Prompt — Write every line out verbatim and omit the pictures.

Extracted material —
::::::::::

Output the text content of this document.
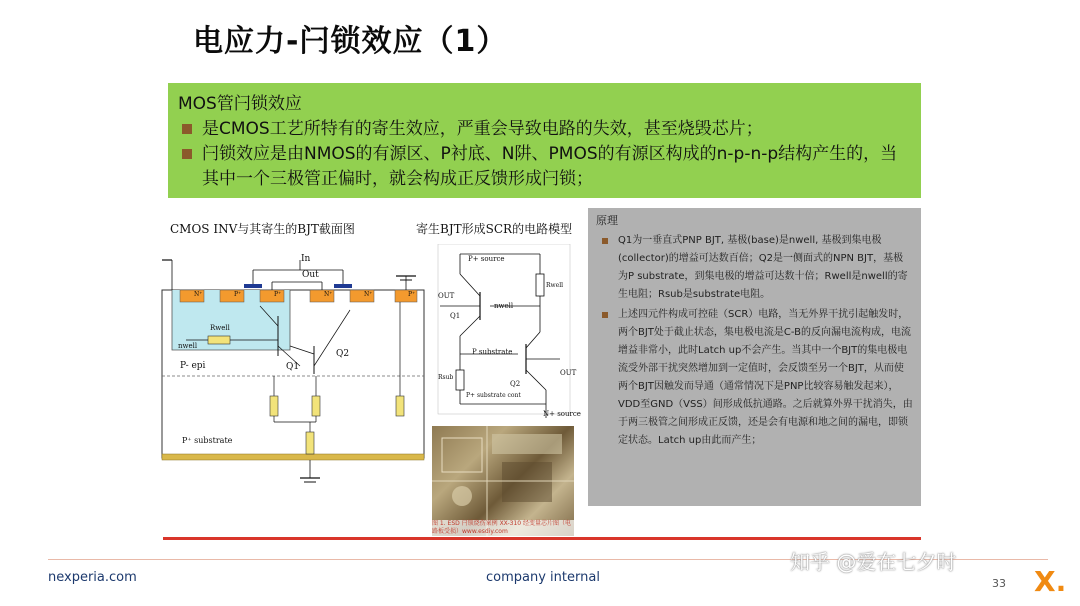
电应力-闩锁效应（1）
MOS管闩锁效应
是CMOS工艺所特有的寄生效应，严重会导致电路的失效，甚至烧毁芯片；
闩锁效应是由NMOS的有源区、P衬底、N阱、PMOS的有源区构成的n-p-n-p结构产生的，当其中一个三极管正偏时，就会构成正反馈形成闩锁；
CMOS INV与其寄生的BJT截面图	寄生BJT形成SCR的电路模型
In
Out
N⁺	P⁺	P⁺	N⁺	N⁺	P⁺
Rwell
nwell
Q1
Q2
P- epi
P⁺ substrate
P+ source
OUT
Rwell
nwell
Q1
P substrate
Rsub
Q2
OUT
P+ substrate cont
N+ source
图 1. ESD 闩锁烧伤案例 XX-310 经变量芯片图（电路板受损）www.esdiy.com
原理
Q1为一垂直式PNP BJT, 基极(base)是nwell, 基极到集电极(collector)的增益可达数百倍；Q2是一侧面式的NPN BJT，基极为P substrate，到集电极的增益可达数十倍；Rwell是nwell的寄生电阻；Rsub是substrate电阻。
上述四元件构成可控硅（SCR）电路，当无外界干扰引起触发时，两个BJT处于截止状态，集电极电流是C-B的反向漏电流构成，电流增益非常小，此时Latch up不会产生。当其中一个BJT的集电极电流受外部干扰突然增加到一定值时，会反馈至另一个BJT，从而使两个BJT因触发而导通（通常情况下是PNP比较容易触发起来），VDD至GND（VSS）间形成低抗通路。之后就算外界干扰消失，由于两三极管之间形成正反馈，还是会有电源和地之间的漏电，即锁定状态。Latch up由此而产生；
nexperia.com	company internal
知乎 @爱在七夕时
33 X.
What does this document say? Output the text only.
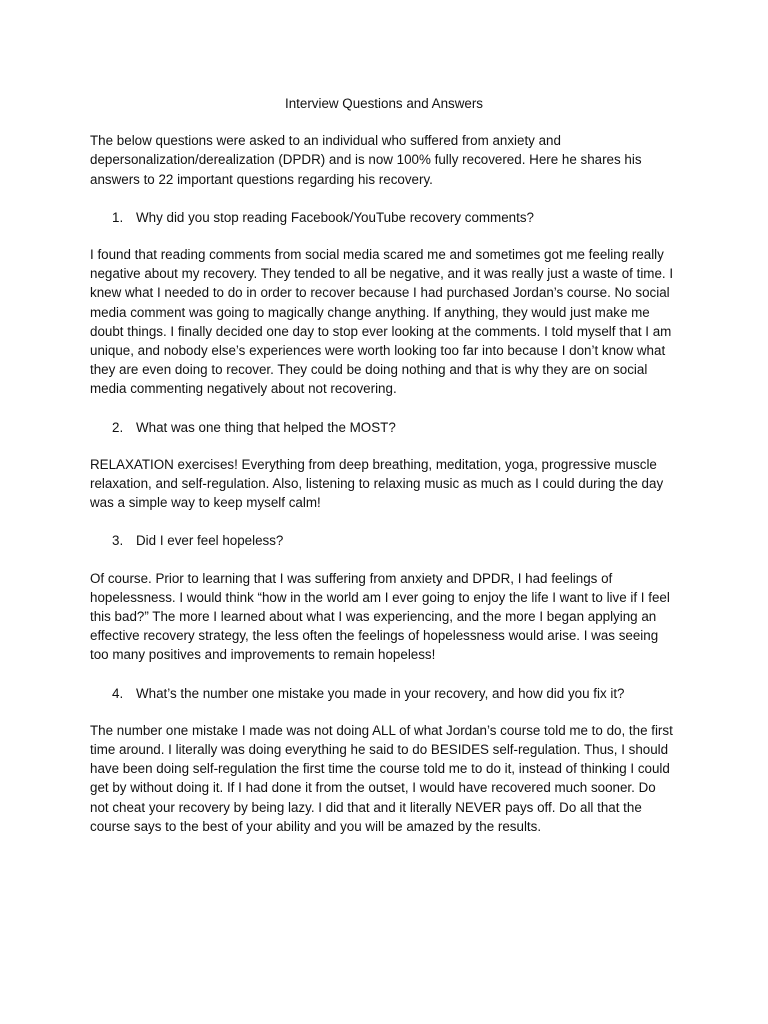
Interview Questions and Answers

The below questions were asked to an individual who suffered from anxiety and depersonalization/derealization (DPDR) and is now 100% fully recovered. Here he shares his answers to 22 important questions regarding his recovery.

1. Why did you stop reading Facebook/YouTube recovery comments?

I found that reading comments from social media scared me and sometimes got me feeling really negative about my recovery. They tended to all be negative, and it was really just a waste of time. I knew what I needed to do in order to recover because I had purchased Jordan’s course. No social media comment was going to magically change anything. If anything, they would just make me doubt things. I finally decided one day to stop ever looking at the comments. I told myself that I am unique, and nobody else’s experiences were worth looking too far into because I don’t know what they are even doing to recover. They could be doing nothing and that is why they are on social media commenting negatively about not recovering.

2. What was one thing that helped the MOST?

RELAXATION exercises! Everything from deep breathing, meditation, yoga, progressive muscle relaxation, and self-regulation. Also, listening to relaxing music as much as I could during the day was a simple way to keep myself calm!

3. Did I ever feel hopeless?

Of course. Prior to learning that I was suffering from anxiety and DPDR, I had feelings of hopelessness. I would think “how in the world am I ever going to enjoy the life I want to live if I feel this bad?” The more I learned about what I was experiencing, and the more I began applying an effective recovery strategy, the less often the feelings of hopelessness would arise. I was seeing too many positives and improvements to remain hopeless!

4. What’s the number one mistake you made in your recovery, and how did you fix it?

The number one mistake I made was not doing ALL of what Jordan’s course told me to do, the first time around. I literally was doing everything he said to do BESIDES self-regulation. Thus, I should have been doing self-regulation the first time the course told me to do it, instead of thinking I could get by without doing it. If I had done it from the outset, I would have recovered much sooner. Do not cheat your recovery by being lazy. I did that and it literally NEVER pays off. Do all that the course says to the best of your ability and you will be amazed by the results.
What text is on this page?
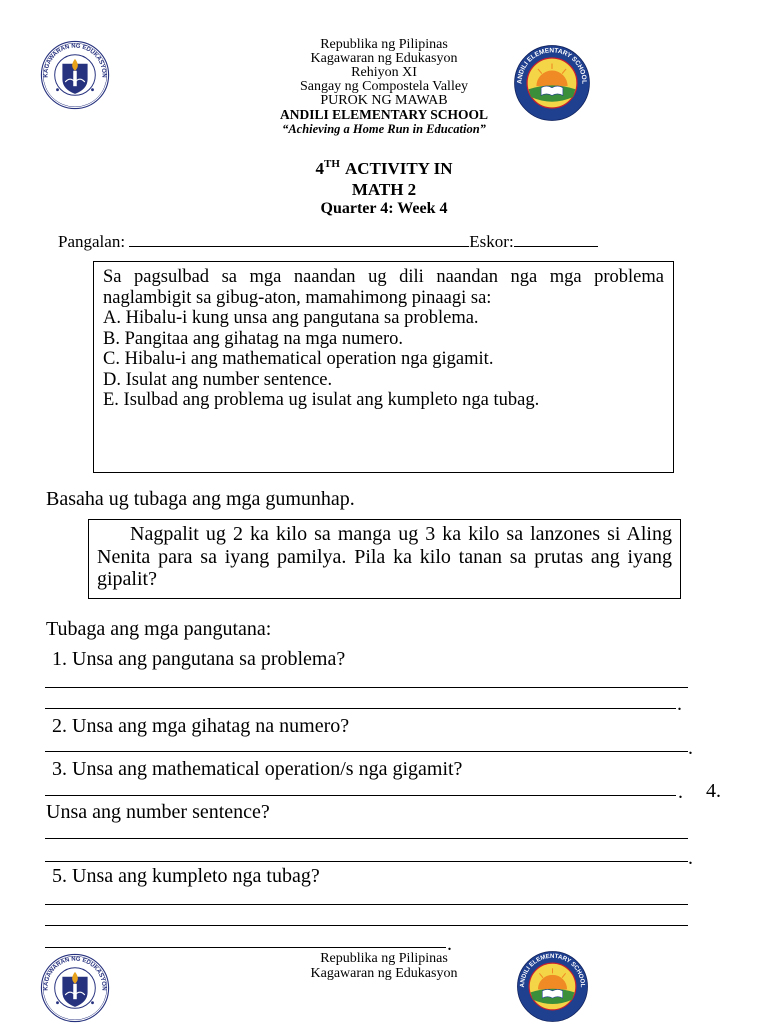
Republika ng Pilipinas
Kagawaran ng Edukasyon
Rehiyon XI
Sangay ng Compostela Valley
PUROK NG MAWAB
ANDILI ELEMENTARY SCHOOL
“Achieving a Home Run in Education”
4TH ACTIVITY IN
MATH 2
Quarter 4: Week 4
Pangalan:	Eskor:

Sa pagsulbad sa mga naandan ug dili naandan nga mga problema naglambigit sa gibug-aton, mamahimong pinaagi sa:

A. Hibalu-i kung unsa ang pangutana sa problema.
B. Pangitaa ang gihatag na mga numero.
C. Hibalu-i ang mathematical operation nga gigamit.
D. Isulat ang number sentence.
E. Isulbad ang problema ug isulat ang kumpleto nga tubag.
Basaha ug tubaga ang mga gumunhap.

Nagpalit ug 2 ka kilo sa manga ug 3 ka kilo sa lanzones si Aling Nenita para sa iyang pamilya. Pila ka kilo tanan sa prutas ang iyang gipalit?

Tubaga ang mga pangutana:
1. Unsa ang pangutana sa problema?
.
2. Unsa ang mga gihatag na numero?
.
3. Unsa ang mathematical operation/s nga gigamit?
. 4.
Unsa ang number sentence?
.
5. Unsa ang kumpleto nga tubag?
.
Republika ng Pilipinas
Kagawaran ng Edukasyon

::::::::::

Task response —
Output the text content of this document.
电应力-闩锁效应（1）
MOS管闩锁效应
是CMOS工艺所特有的寄生效应，严重会导致电路的失效，甚至烧毁芯片；
闩锁效应是由NMOS的有源区、P衬底、N阱、PMOS的有源区构成的n-p-n-p结构产生的，当其中一个三极管正偏时，就会构成正反馈形成闩锁；
CMOS INV与其寄生的BJT截面图	寄生BJT形成SCR的电路模型
In
Out
N⁺	P⁺	P⁺	N⁺	N⁺	P⁺
Rwell
nwell
Q1
Q2
P- epi
P⁺ substrate
P+ source
OUT
Rwell
nwell
Q1
P substrate
Rsub
Q2
OUT
P+ substrate cont
N+ source
图 1. ESD 闩锁烧伤案例 XX-310 经变量芯片图（电路板受损）www.esdiy.com
原理
Q1为一垂直式PNP BJT, 基极(base)是nwell, 基极到集电极(collector)的增益可达数百倍；Q2是一侧面式的NPN BJT，基极为P substrate，到集电极的增益可达数十倍；Rwell是nwell的寄生电阻；Rsub是substrate电阻。
上述四元件构成可控硅（SCR）电路，当无外界干扰引起触发时，两个BJT处于截止状态，集电极电流是C-B的反向漏电流构成，电流增益非常小，此时Latch up不会产生。当其中一个BJT的集电极电流受外部干扰突然增加到一定值时，会反馈至另一个BJT，从而使两个BJT因触发而导通（通常情况下是PNP比较容易触发起来），VDD至GND（VSS）间形成低抗通路。之后就算外界干扰消失，由于两三极管之间形成正反馈，还是会有电源和地之间的漏电，即锁定状态。Latch up由此而产生；
nexperia.com	company internal
知乎 @爱在七夕时
33 X.
What does this document say? Output the text only.
Interview Questions and Answers

The below questions were asked to an individual who suffered from anxiety and depersonalization/derealization (DPDR) and is now 100% fully recovered. Here he shares his answers to 22 important questions regarding his recovery.

1. Why did you stop reading Facebook/YouTube recovery comments?

I found that reading comments from social media scared me and sometimes got me feeling really negative about my recovery. They tended to all be negative, and it was really just a waste of time. I knew what I needed to do in order to recover because I had purchased Jordan’s course. No social media comment was going to magically change anything. If anything, they would just make me doubt things. I finally decided one day to stop ever looking at the comments. I told myself that I am unique, and nobody else’s experiences were worth looking too far into because I don’t know what they are even doing to recover. They could be doing nothing and that is why they are on social media commenting negatively about not recovering.

2. What was one thing that helped the MOST?

RELAXATION exercises! Everything from deep breathing, meditation, yoga, progressive muscle relaxation, and self-regulation. Also, listening to relaxing music as much as I could during the day was a simple way to keep myself calm!

3. Did I ever feel hopeless?

Of course. Prior to learning that I was suffering from anxiety and DPDR, I had feelings of hopelessness. I would think “how in the world am I ever going to enjoy the life I want to live if I feel this bad?” The more I learned about what I was experiencing, and the more I began applying an effective recovery strategy, the less often the feelings of hopelessness would arise. I was seeing too many positives and improvements to remain hopeless!

4. What’s the number one mistake you made in your recovery, and how did you fix it?

The number one mistake I made was not doing ALL of what Jordan’s course told me to do, the first time around. I literally was doing everything he said to do BESIDES self-regulation. Thus, I should have been doing self-regulation the first time the course told me to do it, instead of thinking I could get by without doing it. If I had done it from the outset, I would have recovered much sooner. Do not cheat your recovery by being lazy. I did that and it literally NEVER pays off. Do all that the course says to the best of your ability and you will be amazed by the results.
What text is on this page?
Republika ng Pilipinas
Kagawaran ng Edukasyon
Rehiyon XI
Sangay ng Compostela Valley
PUROK NG MAWAB
ANDILI ELEMENTARY SCHOOL
“Achieving a Home Run in Education”
4TH ACTIVITY IN
MATH 2
Quarter 4: Week 4
Pangalan:	Eskor:

Sa pagsulbad sa mga naandan ug dili naandan nga mga problema naglambigit sa gibug-aton, mamahimong pinaagi sa:

A. Hibalu-i kung unsa ang pangutana sa problema.
B. Pangitaa ang gihatag na mga numero.
C. Hibalu-i ang mathematical operation nga gigamit.
D. Isulat ang number sentence.
E. Isulbad ang problema ug isulat ang kumpleto nga tubag.
Basaha ug tubaga ang mga gumunhap.

Nagpalit ug 2 ka kilo sa manga ug 3 ka kilo sa lanzones si Aling Nenita para sa iyang pamilya. Pila ka kilo tanan sa prutas ang iyang gipalit?

Tubaga ang mga pangutana:
1. Unsa ang pangutana sa problema?
.
2. Unsa ang mga gihatag na numero?
.
3. Unsa ang mathematical operation/s nga gigamit?
. 4.
Unsa ang number sentence?
.
5. Unsa ang kumpleto nga tubag?
.
Republika ng Pilipinas
Kagawaran ng Edukasyon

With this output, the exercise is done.